Written instruction: Exactly repeat the material, dropping every picture from the copy.

Data to process:

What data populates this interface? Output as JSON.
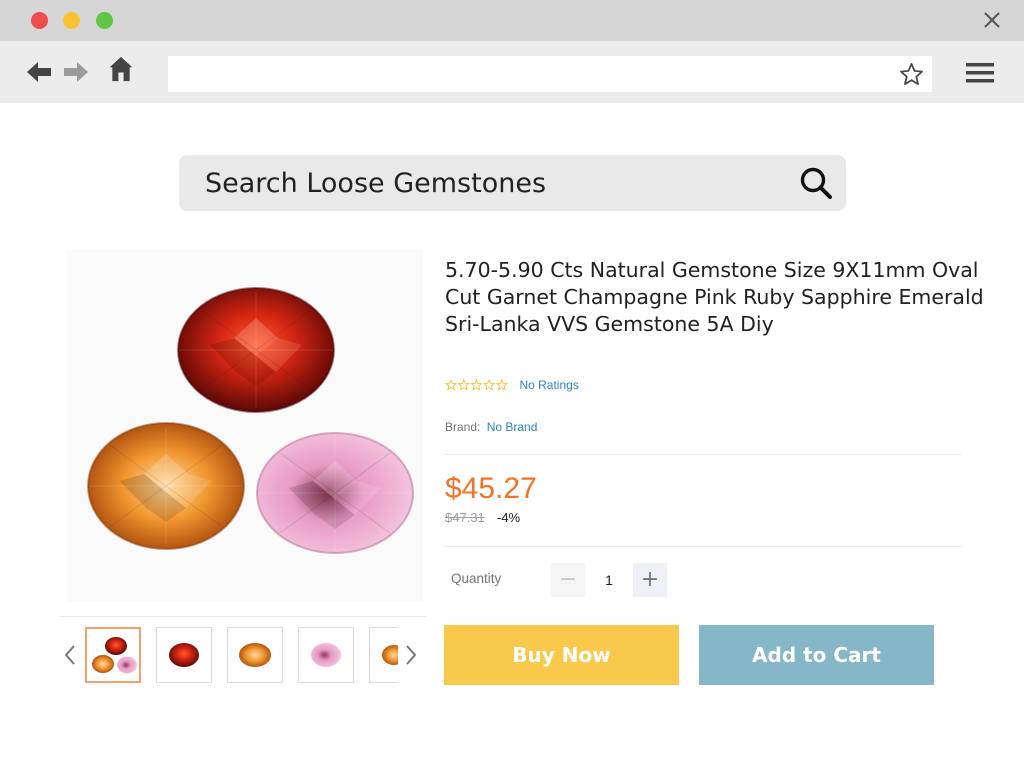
{
  "browser": {
    "url": "",
    "colors": {
      "close": "#ee4c4e",
      "minimize": "#f9c232",
      "maximize": "#60c643"
    }
  },
  "search": {
    "placeholder": "Search Loose Gemstones"
  },
  "product": {
    "title": "5.70-5.90 Cts Natural Gemstone Size 9X11mm Oval Cut Garnet Champagne Pink Ruby Sapphire Emerald Sri-Lanka VVS Gemstone 5A Diy",
    "rating_text": "No Ratings",
    "rating_stars": 0,
    "brand_label": "Brand:",
    "brand_value": "No Brand",
    "price": "$45.27",
    "original_price": "$47.31",
    "discount": "-4%",
    "quantity_label": "Quantity",
    "quantity": "1",
    "qty_minus": "−",
    "qty_plus": "+",
    "buy_now": "Buy Now",
    "add_to_cart": "Add to Cart"
  },
  "gallery": {
    "thumbnails": [
      "three-gemstones",
      "red-garnet",
      "champagne-gem",
      "pink-gem",
      "champagne-gem-partial"
    ],
    "active_index": 0
  },
  "colors": {
    "price": "#f57224",
    "buy_now": "#f9c94d",
    "add_to_cart": "#86b7c8",
    "link": "#2a84c4"
  },
  "icons": [
    "back-arrow-icon",
    "forward-arrow-icon",
    "home-icon",
    "bookmark-star-icon",
    "hamburger-menu-icon",
    "close-icon",
    "search-icon",
    "chevron-left-icon",
    "chevron-right-icon"
  ]
}
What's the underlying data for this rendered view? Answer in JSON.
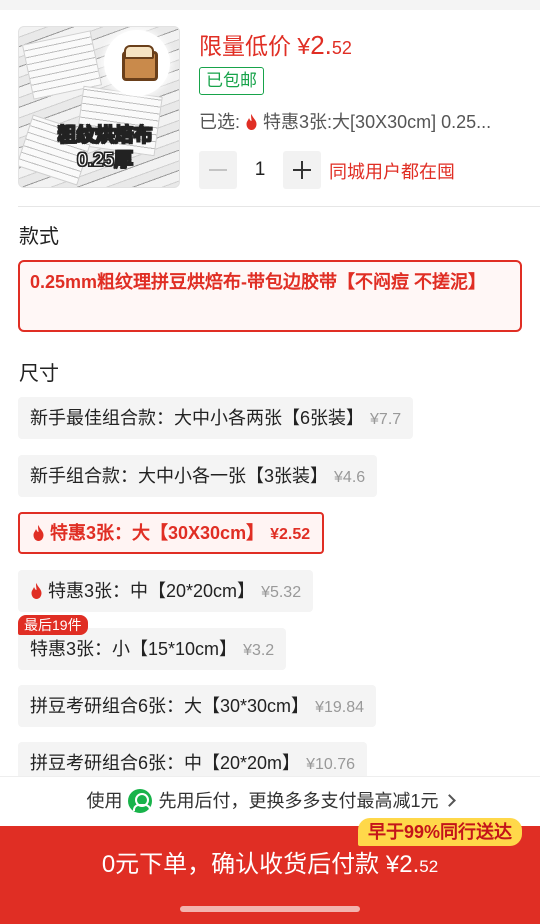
{
  "product": {
    "thumb_caption_line1": "粗纹烘焙布",
    "thumb_caption_line2": "0.25厚",
    "promo_label": "限量低价",
    "price_symbol": "¥",
    "price_int": "2.",
    "price_dec": "52",
    "free_shipping": "已包邮",
    "selected_prefix": "已选:",
    "selected_value": "特惠3张:大[30X30cm] 0.25...",
    "quantity": "1",
    "city_note": "同城用户都在囤"
  },
  "style_section": {
    "title": "款式",
    "option": "0.25mm粗纹理拼豆烘焙布-带包边胶带【不闷痘 不搓泥】"
  },
  "size_section": {
    "title": "尺寸",
    "options": [
      {
        "label": "新手最佳组合款：大中小各两张【6张装】",
        "price": "¥7.7",
        "selected": false,
        "hot": false
      },
      {
        "label": "新手组合款：大中小各一张【3张装】",
        "price": "¥4.6",
        "selected": false,
        "hot": false
      },
      {
        "label": "特惠3张：大【30X30cm】",
        "price": "¥2.52",
        "selected": true,
        "hot": true
      },
      {
        "label": "特惠3张：中【20*20cm】",
        "price": "¥5.32",
        "selected": false,
        "hot": true
      },
      {
        "label": "特惠3张：小【15*10cm】",
        "price": "¥3.2",
        "selected": false,
        "hot": false
      },
      {
        "label": "拼豆考研组合6张：大【30*30cm】",
        "price": "¥19.84",
        "selected": false,
        "hot": false
      },
      {
        "label": "拼豆考研组合6张：中【20*20m】",
        "price": "¥10.76",
        "selected": false,
        "hot": false
      }
    ],
    "stock_badge": "最后19件"
  },
  "paylater": {
    "prefix": "使用",
    "text": "先用后付，更换多多支付最高减1元"
  },
  "cta": {
    "badge": "早于99%同行送达",
    "label": "0元下单，确认收货后付款",
    "price_symbol": "¥",
    "price_int": "2.",
    "price_dec": "52"
  },
  "colors": {
    "accent": "#e02e24",
    "green": "#17a34a",
    "badge_yellow": "#ffd84a"
  },
  "icons": [
    "flame-icon",
    "plus-icon",
    "minus-icon",
    "chevron-right-icon",
    "pay-logo-icon"
  ]
}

Response below:
What data populates this interface? Output as JSON.
{
  "browser": {
    "url": "",
    "colors": {
      "close": "#ee4c4e",
      "minimize": "#f9c232",
      "maximize": "#60c643"
    }
  },
  "search": {
    "placeholder": "Search Loose Gemstones"
  },
  "product": {
    "title": "5.70-5.90 Cts Natural Gemstone Size 9X11mm Oval Cut Garnet Champagne Pink Ruby Sapphire Emerald Sri-Lanka VVS Gemstone 5A Diy",
    "rating_text": "No Ratings",
    "rating_stars": 0,
    "brand_label": "Brand:",
    "brand_value": "No Brand",
    "price": "$45.27",
    "original_price": "$47.31",
    "discount": "-4%",
    "quantity_label": "Quantity",
    "quantity": "1",
    "qty_minus": "−",
    "qty_plus": "+",
    "buy_now": "Buy Now",
    "add_to_cart": "Add to Cart"
  },
  "gallery": {
    "thumbnails": [
      "three-gemstones",
      "red-garnet",
      "champagne-gem",
      "pink-gem",
      "champagne-gem-partial"
    ],
    "active_index": 0
  },
  "colors": {
    "price": "#f57224",
    "buy_now": "#f9c94d",
    "add_to_cart": "#86b7c8",
    "link": "#2a84c4"
  },
  "icons": [
    "back-arrow-icon",
    "forward-arrow-icon",
    "home-icon",
    "bookmark-star-icon",
    "hamburger-menu-icon",
    "close-icon",
    "search-icon",
    "chevron-left-icon",
    "chevron-right-icon"
  ]
}
What's the underlying data for this rendered view? Answer in JSON.
{
  "product": {
    "thumb_caption_line1": "粗纹烘焙布",
    "thumb_caption_line2": "0.25厚",
    "promo_label": "限量低价",
    "price_symbol": "¥",
    "price_int": "2.",
    "price_dec": "52",
    "free_shipping": "已包邮",
    "selected_prefix": "已选:",
    "selected_value": "特惠3张:大[30X30cm] 0.25...",
    "quantity": "1",
    "city_note": "同城用户都在囤"
  },
  "style_section": {
    "title": "款式",
    "option": "0.25mm粗纹理拼豆烘焙布-带包边胶带【不闷痘 不搓泥】"
  },
  "size_section": {
    "title": "尺寸",
    "options": [
      {
        "label": "新手最佳组合款：大中小各两张【6张装】",
        "price": "¥7.7",
        "selected": false,
        "hot": false
      },
      {
        "label": "新手组合款：大中小各一张【3张装】",
        "price": "¥4.6",
        "selected": false,
        "hot": false
      },
      {
        "label": "特惠3张：大【30X30cm】",
        "price": "¥2.52",
        "selected": true,
        "hot": true
      },
      {
        "label": "特惠3张：中【20*20cm】",
        "price": "¥5.32",
        "selected": false,
        "hot": true
      },
      {
        "label": "特惠3张：小【15*10cm】",
        "price": "¥3.2",
        "selected": false,
        "hot": false
      },
      {
        "label": "拼豆考研组合6张：大【30*30cm】",
        "price": "¥19.84",
        "selected": false,
        "hot": false
      },
      {
        "label": "拼豆考研组合6张：中【20*20m】",
        "price": "¥10.76",
        "selected": false,
        "hot": false
      }
    ],
    "stock_badge": "最后19件"
  },
  "paylater": {
    "prefix": "使用",
    "text": "先用后付，更换多多支付最高减1元"
  },
  "cta": {
    "badge": "早于99%同行送达",
    "label": "0元下单，确认收货后付款",
    "price_symbol": "¥",
    "price_int": "2.",
    "price_dec": "52"
  },
  "colors": {
    "accent": "#e02e24",
    "green": "#17a34a",
    "badge_yellow": "#ffd84a"
  },
  "icons": [
    "flame-icon",
    "plus-icon",
    "minus-icon",
    "chevron-right-icon",
    "pay-logo-icon"
  ]
}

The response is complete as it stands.